Given text:
---

Non-invasive detection of nanoscale structural changes in cornea associated with cross-linking treatment

TL;DR

This paper introduces a non-invasive, nanoscale-sensitive optical coherence tomography method to detect corneal structural changes during cross-linking treatment, offering potential for real-time clinical monitoring.

Contribution

It demonstrates the application of nsOCT for in vivo detection of nanoscale corneal changes during cross-linking, without additional hardware.

Findings

Nanoscale structural changes can be detected non-invasively.

Corneal spatial period increases after riboflavin instillation.

Significant decrease in spatial period occurs after UVA irradiation.

---

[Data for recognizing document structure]
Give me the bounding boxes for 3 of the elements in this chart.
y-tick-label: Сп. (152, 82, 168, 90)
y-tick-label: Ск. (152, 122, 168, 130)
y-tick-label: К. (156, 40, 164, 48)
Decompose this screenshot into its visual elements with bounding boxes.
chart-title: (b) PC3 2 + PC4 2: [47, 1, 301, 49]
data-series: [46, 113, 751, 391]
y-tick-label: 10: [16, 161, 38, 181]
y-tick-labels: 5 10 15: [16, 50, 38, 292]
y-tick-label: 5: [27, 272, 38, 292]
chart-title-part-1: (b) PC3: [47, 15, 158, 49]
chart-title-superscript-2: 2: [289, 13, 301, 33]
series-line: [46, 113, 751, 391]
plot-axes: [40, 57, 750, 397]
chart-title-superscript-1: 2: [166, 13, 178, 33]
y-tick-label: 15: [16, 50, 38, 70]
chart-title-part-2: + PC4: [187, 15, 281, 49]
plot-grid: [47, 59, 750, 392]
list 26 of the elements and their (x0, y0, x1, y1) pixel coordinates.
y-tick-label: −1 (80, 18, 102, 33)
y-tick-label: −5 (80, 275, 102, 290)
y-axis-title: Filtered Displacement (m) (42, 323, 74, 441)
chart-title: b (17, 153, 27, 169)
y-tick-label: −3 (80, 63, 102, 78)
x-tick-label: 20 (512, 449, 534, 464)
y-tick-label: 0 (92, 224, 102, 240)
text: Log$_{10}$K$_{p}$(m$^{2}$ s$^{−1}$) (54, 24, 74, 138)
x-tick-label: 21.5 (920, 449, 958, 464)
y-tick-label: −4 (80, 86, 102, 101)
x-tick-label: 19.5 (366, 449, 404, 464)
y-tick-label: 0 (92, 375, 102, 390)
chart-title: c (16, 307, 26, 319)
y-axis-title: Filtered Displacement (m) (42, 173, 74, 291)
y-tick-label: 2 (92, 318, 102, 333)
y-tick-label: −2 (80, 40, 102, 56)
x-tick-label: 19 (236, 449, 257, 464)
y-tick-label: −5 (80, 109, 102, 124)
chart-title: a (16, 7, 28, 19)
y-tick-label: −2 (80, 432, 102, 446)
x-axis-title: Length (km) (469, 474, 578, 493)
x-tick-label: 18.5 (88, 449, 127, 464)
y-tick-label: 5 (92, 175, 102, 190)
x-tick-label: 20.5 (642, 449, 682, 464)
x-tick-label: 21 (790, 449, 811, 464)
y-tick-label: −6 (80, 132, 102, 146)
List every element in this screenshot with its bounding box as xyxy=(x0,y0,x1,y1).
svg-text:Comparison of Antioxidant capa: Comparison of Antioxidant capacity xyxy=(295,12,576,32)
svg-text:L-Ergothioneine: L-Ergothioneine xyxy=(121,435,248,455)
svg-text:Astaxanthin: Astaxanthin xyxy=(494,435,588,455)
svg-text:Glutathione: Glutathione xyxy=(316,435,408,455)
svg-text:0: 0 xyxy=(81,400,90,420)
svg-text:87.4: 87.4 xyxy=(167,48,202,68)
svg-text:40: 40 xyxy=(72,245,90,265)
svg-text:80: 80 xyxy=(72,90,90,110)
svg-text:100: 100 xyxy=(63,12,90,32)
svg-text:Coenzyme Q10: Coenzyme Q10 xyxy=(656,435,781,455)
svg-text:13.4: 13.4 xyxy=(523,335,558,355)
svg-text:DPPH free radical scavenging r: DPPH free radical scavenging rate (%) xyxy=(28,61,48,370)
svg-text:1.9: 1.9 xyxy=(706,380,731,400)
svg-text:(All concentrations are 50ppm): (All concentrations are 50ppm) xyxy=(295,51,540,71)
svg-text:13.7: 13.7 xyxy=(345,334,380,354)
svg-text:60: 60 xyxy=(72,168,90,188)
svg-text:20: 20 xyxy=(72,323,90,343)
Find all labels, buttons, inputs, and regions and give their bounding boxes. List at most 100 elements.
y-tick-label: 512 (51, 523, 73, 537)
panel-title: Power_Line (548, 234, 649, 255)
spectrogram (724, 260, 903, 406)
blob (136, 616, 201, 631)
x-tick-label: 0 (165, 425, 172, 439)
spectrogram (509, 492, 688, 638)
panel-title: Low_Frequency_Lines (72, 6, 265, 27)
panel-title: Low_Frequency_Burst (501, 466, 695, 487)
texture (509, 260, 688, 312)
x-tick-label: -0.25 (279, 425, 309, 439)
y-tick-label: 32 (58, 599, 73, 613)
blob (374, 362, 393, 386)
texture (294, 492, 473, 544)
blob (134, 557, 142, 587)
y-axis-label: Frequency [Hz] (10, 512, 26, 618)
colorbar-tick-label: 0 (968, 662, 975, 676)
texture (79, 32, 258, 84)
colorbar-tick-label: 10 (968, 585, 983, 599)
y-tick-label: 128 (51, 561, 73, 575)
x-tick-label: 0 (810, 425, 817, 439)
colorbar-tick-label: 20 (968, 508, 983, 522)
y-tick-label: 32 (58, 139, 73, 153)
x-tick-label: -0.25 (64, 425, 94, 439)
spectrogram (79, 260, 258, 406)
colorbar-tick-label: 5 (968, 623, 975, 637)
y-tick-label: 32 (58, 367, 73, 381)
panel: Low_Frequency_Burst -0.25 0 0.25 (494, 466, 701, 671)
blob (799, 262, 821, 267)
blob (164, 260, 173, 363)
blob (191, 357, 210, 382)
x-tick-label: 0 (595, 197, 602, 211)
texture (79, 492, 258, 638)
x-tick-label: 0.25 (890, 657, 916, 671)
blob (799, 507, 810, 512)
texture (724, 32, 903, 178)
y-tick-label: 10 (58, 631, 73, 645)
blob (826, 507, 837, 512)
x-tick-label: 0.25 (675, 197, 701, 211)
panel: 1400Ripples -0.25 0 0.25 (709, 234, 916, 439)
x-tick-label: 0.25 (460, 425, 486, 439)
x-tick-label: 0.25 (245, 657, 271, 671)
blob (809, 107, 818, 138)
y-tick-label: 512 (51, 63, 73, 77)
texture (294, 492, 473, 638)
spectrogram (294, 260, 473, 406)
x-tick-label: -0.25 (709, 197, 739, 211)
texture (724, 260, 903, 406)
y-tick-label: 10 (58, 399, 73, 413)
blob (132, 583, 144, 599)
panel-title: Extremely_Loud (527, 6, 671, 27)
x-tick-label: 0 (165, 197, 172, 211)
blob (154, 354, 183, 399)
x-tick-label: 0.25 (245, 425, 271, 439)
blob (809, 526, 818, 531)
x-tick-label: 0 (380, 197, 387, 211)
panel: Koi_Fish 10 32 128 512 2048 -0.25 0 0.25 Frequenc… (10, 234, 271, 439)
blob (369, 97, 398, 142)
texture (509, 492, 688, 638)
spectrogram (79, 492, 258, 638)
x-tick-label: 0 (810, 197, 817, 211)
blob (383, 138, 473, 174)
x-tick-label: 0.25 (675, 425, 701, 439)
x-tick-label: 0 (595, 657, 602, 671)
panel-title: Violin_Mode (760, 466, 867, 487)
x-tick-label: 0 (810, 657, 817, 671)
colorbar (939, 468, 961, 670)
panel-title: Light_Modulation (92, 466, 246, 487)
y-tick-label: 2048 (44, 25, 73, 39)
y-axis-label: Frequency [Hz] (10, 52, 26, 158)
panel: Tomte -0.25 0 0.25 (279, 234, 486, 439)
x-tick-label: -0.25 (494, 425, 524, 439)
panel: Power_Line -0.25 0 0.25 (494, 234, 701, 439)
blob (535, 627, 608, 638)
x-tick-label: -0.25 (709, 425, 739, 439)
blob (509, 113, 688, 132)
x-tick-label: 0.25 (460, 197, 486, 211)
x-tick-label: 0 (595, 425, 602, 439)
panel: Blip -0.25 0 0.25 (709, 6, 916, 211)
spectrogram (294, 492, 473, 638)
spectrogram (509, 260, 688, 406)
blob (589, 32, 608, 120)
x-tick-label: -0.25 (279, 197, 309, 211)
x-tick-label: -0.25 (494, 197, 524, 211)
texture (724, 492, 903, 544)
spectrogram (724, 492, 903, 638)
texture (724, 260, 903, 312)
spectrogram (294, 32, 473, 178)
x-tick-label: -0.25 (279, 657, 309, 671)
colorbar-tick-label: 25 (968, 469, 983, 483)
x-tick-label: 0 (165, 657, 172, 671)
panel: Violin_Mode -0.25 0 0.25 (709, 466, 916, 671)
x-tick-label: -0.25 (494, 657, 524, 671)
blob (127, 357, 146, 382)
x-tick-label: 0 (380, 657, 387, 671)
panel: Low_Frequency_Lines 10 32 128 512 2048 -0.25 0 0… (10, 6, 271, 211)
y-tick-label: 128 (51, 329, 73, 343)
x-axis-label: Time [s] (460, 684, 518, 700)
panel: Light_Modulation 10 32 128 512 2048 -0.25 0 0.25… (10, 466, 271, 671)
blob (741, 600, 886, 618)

---

Task list:
(1) In the summary on corneal cross-linking detection, what happens to the corneal spatial period after riboflavin instillation?
(2) In the summary on corneal cross-linking detection, take the part starting with "Non-invasive detection of" and going on through "real-time clinical monitoring.", and swap "cross-linking" for "collagen cross-linking".
(3) Continue the summary on corneal cross-linking detection from where it stops.

Answers to the problems:
(1) It increases.

(2)
Non-invasive detection of nanoscale structural changes in cornea associated with collagen cross-linking treatment

TL;DR

This paper introduces a non-invasive, nanoscale-sensitive optical coherence tomography method to detect corneal structural changes during collagen cross-linking treatment, offering potential for real-time clinical monitoring.

(3)
Abstract

Corneal cross-linking (CXL) using UVA irradiation with a riboflavin photosensitizer has grown from an interesting concept to a practical clinical treatment for corneal ectatic diseases globally, such as keratoconus. To characterize the corneal structural changes, existing methods such as X-ray microscopy, transmission electron microscopy (TEM), histology and optical coherence tomography have been used. However, these methods have various drawbacks such as invasive detection, the impossibility for in vivo measurement, or limited resolution and sensitivity to structural alterations. Here, we report the application of over-sampling nano-sensitive optical coherence tomography (nsOCT) method for probing the corneal structural alterations. The results indicate that the spatial period increases slightly after 30 minutes riboflavin instillation but decreases significantly after 30 min UVA irradiation following the Dresden protocol. The proposed non-invasive method can be implemented using existing OCT system, without any additional components, for detecting nanoscale changes with the potential to assist diagnostic assessment during CXL treatment, and possibly to be a real-time monitoring tool in clinics.